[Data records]
---

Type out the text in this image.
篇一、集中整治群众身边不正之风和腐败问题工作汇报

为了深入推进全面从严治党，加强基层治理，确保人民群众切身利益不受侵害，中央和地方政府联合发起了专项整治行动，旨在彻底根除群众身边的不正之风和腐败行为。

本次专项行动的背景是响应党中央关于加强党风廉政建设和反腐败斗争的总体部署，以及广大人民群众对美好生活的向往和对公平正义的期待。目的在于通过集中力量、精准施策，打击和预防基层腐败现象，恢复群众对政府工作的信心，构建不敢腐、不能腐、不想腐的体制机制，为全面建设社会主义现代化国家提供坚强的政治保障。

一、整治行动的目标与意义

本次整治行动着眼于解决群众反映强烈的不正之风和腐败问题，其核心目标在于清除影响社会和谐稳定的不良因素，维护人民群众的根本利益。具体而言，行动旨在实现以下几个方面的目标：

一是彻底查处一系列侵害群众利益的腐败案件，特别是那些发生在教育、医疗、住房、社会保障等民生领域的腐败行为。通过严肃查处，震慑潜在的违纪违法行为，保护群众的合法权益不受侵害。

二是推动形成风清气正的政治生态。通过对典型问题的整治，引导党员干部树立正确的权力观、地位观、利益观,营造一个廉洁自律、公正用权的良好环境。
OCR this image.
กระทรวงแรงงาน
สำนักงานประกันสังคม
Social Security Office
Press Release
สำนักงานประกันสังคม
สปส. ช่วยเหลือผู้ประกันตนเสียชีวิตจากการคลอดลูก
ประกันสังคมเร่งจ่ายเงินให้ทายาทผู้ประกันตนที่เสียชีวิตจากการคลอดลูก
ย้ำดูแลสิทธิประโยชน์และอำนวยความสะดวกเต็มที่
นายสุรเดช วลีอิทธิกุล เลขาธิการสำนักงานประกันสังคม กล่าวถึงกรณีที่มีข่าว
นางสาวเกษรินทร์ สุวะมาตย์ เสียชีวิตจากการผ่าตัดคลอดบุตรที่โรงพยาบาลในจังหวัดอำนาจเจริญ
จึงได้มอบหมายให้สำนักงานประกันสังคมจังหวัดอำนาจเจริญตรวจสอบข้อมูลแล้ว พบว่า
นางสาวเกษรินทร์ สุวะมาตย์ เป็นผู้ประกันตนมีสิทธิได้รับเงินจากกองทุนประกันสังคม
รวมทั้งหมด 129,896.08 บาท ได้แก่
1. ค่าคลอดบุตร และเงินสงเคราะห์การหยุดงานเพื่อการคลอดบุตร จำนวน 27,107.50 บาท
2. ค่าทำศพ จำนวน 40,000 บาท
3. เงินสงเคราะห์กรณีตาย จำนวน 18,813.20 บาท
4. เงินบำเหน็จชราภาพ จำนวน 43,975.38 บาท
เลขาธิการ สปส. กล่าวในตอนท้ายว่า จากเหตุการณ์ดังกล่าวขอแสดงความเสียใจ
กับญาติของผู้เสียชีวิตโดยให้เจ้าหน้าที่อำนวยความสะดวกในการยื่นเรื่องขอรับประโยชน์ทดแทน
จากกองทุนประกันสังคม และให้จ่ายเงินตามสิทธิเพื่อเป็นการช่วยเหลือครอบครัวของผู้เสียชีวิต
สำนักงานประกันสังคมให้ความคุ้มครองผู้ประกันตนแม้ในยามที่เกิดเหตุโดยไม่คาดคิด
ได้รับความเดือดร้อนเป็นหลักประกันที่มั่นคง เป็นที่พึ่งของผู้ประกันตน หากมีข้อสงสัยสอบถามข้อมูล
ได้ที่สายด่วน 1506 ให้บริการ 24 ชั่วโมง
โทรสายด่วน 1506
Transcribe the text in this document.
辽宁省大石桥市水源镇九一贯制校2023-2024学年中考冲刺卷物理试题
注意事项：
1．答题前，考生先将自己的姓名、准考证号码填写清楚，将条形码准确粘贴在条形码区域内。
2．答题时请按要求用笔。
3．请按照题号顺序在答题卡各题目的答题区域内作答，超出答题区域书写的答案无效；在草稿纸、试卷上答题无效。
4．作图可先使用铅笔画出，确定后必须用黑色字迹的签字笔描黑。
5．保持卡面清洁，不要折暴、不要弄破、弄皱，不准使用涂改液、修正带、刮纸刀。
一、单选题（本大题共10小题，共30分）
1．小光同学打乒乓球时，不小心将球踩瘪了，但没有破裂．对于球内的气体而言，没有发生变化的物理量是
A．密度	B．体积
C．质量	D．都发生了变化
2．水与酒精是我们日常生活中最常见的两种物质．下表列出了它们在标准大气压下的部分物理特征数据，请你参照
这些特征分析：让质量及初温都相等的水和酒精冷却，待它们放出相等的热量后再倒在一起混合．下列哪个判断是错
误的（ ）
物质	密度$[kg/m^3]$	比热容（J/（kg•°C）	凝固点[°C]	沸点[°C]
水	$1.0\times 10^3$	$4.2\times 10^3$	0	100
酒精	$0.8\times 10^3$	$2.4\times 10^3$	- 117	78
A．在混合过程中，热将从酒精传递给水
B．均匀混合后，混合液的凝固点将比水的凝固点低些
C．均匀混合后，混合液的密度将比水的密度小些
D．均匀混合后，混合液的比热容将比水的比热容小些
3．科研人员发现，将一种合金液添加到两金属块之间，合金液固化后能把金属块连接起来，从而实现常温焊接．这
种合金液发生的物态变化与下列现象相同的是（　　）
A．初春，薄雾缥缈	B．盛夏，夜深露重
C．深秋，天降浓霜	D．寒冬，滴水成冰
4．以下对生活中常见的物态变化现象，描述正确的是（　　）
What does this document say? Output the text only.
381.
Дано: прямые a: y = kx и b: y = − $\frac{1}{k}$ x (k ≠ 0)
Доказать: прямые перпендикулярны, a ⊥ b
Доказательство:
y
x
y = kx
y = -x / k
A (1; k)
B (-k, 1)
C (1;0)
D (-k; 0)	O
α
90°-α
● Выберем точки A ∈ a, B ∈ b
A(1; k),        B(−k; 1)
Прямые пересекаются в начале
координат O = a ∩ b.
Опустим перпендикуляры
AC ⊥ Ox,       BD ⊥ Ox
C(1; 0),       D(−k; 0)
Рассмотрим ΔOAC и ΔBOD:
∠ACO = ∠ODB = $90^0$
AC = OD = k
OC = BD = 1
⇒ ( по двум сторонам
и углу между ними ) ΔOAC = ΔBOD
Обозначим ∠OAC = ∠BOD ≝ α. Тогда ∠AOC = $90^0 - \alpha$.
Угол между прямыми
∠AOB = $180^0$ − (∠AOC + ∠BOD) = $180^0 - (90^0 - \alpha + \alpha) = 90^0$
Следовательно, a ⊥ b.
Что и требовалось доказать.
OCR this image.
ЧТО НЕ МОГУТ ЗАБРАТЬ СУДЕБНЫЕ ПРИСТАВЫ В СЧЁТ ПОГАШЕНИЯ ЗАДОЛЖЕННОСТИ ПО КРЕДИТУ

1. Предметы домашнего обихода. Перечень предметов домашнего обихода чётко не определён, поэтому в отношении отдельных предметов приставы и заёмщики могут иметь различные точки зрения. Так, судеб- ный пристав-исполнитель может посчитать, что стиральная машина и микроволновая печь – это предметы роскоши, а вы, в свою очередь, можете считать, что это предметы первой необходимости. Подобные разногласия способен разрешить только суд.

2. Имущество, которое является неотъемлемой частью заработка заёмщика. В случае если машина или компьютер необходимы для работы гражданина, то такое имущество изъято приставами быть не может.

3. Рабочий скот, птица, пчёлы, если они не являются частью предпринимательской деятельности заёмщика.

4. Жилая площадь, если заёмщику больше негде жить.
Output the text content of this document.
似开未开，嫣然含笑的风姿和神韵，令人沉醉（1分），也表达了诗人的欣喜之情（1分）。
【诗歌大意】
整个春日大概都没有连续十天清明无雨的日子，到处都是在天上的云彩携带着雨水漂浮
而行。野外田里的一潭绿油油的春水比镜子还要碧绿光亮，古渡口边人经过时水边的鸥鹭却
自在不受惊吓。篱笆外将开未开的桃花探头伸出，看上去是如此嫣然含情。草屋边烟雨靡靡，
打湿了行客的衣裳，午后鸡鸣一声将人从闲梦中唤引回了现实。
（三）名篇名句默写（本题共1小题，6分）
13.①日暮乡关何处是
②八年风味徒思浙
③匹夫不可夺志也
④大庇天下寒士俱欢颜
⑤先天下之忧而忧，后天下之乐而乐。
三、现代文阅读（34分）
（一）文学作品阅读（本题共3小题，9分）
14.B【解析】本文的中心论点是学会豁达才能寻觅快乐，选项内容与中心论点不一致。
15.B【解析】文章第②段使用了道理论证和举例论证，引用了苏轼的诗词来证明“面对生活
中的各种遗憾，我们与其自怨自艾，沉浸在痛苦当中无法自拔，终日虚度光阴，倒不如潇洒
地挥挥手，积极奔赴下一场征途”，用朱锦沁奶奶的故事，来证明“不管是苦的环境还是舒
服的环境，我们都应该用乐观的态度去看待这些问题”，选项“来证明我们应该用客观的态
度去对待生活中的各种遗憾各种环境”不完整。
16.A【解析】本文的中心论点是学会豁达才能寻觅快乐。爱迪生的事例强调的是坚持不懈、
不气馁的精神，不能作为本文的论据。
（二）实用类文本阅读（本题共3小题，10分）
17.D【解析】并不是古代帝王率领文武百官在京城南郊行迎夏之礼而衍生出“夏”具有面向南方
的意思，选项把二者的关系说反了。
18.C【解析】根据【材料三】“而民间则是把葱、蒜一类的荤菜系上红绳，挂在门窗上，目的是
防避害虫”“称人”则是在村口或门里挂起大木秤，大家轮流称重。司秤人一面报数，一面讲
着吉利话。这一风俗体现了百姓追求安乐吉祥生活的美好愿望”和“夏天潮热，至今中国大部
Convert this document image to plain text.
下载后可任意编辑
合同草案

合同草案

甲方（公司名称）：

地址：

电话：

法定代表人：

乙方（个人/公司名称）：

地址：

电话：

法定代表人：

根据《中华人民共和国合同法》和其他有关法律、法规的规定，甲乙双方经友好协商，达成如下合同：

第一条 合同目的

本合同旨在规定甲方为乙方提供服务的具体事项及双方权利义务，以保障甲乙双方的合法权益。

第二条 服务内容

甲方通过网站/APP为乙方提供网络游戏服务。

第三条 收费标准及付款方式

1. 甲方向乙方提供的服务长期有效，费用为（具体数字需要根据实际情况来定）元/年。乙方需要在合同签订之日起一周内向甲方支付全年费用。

---

— What is needed —
Filter the records down to the lines that contain the string "alpha", and copy those lines.

— Result for this task —
Обозначим ∠OAC = ∠BOD ≝ α. Тогда ∠AOC = $90^0 - \alpha$.
∠AOB = $180^0$ − (∠AOC + ∠BOD) = $180^0 - (90^0 - \alpha + \alpha) = 90^0$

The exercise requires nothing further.